START

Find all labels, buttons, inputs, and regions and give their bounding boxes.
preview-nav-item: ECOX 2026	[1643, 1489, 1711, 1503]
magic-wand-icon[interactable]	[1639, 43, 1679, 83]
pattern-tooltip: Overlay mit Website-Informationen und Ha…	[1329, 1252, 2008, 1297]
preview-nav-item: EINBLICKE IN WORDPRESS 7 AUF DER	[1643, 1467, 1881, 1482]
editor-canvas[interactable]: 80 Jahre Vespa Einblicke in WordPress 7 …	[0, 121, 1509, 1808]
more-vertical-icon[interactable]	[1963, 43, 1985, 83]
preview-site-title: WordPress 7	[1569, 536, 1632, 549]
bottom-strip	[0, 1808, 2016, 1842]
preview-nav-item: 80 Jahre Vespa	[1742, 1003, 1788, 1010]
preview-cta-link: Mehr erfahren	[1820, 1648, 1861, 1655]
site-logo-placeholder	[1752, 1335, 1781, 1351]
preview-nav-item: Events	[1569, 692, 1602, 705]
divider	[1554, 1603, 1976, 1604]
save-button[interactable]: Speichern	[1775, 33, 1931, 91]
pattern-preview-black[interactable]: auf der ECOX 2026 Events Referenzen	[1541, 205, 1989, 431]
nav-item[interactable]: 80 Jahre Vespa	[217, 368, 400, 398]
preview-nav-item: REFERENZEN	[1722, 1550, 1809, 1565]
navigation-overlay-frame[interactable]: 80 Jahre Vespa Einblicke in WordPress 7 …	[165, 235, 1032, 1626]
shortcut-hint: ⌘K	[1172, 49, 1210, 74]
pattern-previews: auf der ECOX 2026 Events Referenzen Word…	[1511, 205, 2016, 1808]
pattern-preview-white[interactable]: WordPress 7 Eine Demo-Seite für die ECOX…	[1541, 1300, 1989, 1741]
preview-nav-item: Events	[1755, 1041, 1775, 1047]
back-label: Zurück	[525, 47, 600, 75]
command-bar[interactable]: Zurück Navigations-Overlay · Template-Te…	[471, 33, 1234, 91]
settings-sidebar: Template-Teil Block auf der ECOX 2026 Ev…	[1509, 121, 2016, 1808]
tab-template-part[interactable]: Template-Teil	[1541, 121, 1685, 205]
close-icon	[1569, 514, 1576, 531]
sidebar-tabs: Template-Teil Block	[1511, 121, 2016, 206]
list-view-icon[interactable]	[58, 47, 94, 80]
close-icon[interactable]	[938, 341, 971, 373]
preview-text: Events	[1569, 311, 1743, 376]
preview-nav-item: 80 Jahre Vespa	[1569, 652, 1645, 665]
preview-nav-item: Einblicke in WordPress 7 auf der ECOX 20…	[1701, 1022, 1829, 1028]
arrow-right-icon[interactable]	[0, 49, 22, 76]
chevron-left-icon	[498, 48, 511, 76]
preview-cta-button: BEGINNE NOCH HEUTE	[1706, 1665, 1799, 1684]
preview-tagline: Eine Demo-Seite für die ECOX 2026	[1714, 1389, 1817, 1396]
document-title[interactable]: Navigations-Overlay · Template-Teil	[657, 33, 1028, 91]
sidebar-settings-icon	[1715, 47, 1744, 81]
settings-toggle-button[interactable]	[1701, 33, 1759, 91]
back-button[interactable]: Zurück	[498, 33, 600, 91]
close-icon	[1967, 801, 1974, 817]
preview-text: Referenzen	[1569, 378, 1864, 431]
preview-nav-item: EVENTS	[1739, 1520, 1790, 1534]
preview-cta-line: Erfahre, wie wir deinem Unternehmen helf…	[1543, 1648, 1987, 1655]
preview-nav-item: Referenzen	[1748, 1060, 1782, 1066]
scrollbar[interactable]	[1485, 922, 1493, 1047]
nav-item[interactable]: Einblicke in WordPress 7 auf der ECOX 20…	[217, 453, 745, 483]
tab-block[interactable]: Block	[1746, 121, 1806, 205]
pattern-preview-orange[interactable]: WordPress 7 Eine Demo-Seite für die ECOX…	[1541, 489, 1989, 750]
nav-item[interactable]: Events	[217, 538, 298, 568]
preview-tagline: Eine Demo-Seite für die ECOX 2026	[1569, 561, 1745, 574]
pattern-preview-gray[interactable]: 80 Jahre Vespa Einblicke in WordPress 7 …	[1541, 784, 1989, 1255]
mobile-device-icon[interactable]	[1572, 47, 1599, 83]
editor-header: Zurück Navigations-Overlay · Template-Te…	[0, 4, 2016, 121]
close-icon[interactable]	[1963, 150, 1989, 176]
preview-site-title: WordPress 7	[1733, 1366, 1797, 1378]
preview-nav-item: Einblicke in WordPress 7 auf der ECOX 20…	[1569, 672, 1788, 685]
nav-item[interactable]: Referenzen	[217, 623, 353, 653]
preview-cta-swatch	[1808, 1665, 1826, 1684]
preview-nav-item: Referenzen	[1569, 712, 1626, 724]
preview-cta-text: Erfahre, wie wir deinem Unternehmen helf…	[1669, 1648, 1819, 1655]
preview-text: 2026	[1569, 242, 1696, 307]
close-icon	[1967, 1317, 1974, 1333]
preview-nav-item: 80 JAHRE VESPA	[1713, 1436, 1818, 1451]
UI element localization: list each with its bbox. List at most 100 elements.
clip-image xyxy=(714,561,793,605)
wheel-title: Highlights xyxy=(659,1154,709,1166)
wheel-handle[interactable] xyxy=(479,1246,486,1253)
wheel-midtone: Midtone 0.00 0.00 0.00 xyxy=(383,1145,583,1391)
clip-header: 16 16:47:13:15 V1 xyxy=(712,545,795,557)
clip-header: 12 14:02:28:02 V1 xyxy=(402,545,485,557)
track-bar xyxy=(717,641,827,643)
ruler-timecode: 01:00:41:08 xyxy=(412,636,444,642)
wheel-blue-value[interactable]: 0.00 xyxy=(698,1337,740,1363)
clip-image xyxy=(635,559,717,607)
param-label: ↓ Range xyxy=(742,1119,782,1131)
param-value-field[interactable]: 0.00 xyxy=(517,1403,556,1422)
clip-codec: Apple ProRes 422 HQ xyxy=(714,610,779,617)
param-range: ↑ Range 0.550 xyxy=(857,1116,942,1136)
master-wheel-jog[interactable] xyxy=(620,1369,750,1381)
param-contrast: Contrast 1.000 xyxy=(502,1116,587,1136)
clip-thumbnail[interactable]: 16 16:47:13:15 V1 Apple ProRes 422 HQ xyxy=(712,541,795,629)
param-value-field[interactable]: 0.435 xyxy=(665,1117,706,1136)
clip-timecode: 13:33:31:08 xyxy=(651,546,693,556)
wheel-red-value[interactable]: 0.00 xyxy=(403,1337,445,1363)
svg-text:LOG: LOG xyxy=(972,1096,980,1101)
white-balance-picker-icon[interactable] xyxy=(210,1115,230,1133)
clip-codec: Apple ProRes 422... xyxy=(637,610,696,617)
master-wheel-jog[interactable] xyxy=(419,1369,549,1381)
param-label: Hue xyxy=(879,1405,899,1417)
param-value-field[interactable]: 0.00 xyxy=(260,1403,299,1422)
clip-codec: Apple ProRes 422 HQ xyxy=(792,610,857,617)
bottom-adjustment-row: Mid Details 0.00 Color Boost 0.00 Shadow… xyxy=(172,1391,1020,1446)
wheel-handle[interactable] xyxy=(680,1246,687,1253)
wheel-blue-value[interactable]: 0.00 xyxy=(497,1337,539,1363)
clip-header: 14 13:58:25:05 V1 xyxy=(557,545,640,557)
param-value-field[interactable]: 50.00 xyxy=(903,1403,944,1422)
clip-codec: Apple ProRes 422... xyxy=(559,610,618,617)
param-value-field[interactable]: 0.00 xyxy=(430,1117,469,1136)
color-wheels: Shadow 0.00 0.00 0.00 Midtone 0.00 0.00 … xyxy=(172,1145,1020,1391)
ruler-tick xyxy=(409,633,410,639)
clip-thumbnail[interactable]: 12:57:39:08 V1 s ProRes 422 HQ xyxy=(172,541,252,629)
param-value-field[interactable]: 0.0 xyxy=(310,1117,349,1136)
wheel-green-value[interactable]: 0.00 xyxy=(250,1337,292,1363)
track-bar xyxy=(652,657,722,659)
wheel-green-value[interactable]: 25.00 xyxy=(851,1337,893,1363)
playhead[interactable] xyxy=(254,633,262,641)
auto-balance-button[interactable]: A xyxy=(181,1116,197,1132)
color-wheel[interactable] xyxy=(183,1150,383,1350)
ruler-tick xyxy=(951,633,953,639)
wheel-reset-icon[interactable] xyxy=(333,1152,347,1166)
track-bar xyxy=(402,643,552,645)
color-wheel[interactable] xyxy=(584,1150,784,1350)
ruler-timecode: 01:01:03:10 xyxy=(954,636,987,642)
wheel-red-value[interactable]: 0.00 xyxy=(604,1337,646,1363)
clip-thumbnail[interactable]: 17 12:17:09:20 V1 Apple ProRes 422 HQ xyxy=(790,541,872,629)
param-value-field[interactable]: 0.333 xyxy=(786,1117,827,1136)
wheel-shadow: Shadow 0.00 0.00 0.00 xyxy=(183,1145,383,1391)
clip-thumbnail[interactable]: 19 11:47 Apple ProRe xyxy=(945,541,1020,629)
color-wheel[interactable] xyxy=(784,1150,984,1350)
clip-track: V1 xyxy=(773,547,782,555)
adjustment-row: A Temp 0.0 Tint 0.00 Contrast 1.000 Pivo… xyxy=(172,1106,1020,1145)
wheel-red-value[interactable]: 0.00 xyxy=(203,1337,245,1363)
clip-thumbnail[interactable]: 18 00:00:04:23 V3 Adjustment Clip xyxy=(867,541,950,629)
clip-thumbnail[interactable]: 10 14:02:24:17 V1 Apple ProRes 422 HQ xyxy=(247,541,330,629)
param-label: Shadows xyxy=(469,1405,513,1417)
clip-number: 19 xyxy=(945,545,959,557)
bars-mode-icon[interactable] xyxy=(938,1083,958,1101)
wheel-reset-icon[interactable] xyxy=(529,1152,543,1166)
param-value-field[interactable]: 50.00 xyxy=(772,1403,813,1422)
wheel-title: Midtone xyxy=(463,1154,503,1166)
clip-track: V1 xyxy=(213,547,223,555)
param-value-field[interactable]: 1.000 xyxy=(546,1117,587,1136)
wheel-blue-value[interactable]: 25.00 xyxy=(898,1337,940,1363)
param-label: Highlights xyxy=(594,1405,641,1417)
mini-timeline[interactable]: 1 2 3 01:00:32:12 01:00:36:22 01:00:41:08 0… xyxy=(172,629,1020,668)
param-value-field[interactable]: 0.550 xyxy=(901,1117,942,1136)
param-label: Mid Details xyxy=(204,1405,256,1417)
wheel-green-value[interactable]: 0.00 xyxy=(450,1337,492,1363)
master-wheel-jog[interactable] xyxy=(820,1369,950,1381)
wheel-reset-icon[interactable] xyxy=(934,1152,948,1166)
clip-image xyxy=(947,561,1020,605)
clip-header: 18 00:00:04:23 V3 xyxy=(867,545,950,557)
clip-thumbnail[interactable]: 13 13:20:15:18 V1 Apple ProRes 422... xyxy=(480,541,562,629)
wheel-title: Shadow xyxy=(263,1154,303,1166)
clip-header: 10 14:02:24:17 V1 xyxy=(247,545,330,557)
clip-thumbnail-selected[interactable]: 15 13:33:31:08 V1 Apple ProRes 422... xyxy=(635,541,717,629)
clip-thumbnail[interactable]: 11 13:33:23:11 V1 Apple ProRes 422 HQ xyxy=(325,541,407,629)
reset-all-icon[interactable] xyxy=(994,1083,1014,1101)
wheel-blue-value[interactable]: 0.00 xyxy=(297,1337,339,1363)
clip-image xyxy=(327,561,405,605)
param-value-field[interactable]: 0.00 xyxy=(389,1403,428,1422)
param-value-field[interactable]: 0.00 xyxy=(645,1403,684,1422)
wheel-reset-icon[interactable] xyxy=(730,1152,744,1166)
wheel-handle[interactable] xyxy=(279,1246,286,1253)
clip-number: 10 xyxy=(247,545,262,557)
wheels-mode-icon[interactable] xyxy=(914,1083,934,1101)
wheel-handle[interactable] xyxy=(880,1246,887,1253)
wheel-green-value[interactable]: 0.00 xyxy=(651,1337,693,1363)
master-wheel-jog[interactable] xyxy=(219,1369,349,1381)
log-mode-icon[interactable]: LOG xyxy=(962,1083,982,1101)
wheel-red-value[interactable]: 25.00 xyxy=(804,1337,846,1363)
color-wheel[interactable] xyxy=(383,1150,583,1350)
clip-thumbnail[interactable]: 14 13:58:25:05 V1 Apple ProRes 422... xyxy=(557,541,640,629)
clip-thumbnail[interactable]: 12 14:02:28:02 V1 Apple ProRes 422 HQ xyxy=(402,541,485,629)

END

=== Written exercise ===
Format everything from the start of the items down to the line containing "33, 1931, 91]" as a Markdown table with the columns Row and Line, numbering each row and skipping blank lines.

=== Response to this task ===
| Row | Line |
|---|---|
| 1 | Find all labels, buttons, inputs, and regions and give their bounding boxes. |
| 2 | preview-nav-item: ECOX 2026	[1643, 1489, 1711, 1503] |
| 3 | magic-wand-icon[interactable]	[1639, 43, 1679, 83] |
| 4 | pattern-tooltip: Overlay mit Website-Informationen und Ha…	[1329, 1252, 2008, 1297] |
| 5 | preview-nav-item: EINBLICKE IN WORDPRESS 7 AUF DER	[1643, 1467, 1881, 1482] |
| 6 | editor-canvas[interactable]: 80 Jahre Vespa Einblicke in WordPress 7 …	[0, 121, 1509, 1808] |
| 7 | more-vertical-icon[interactable]	[1963, 43, 1985, 83] |
| 8 | preview-site-title: WordPress 7	[1569, 536, 1632, 549] |
| 9 | bottom-strip	[0, 1808, 2016, 1842] |
| 10 | preview-nav-item: 80 Jahre Vespa	[1742, 1003, 1788, 1010] |
| 11 | preview-cta-link: Mehr erfahren	[1820, 1648, 1861, 1655] |
| 12 | site-logo-placeholder	[1752, 1335, 1781, 1351] |
| 13 | preview-nav-item: Events	[1569, 692, 1602, 705] |
| 14 | divider	[1554, 1603, 1976, 1604] |
| 15 | save-button[interactable]: Speichern	[1775, 33, 1931, 91] |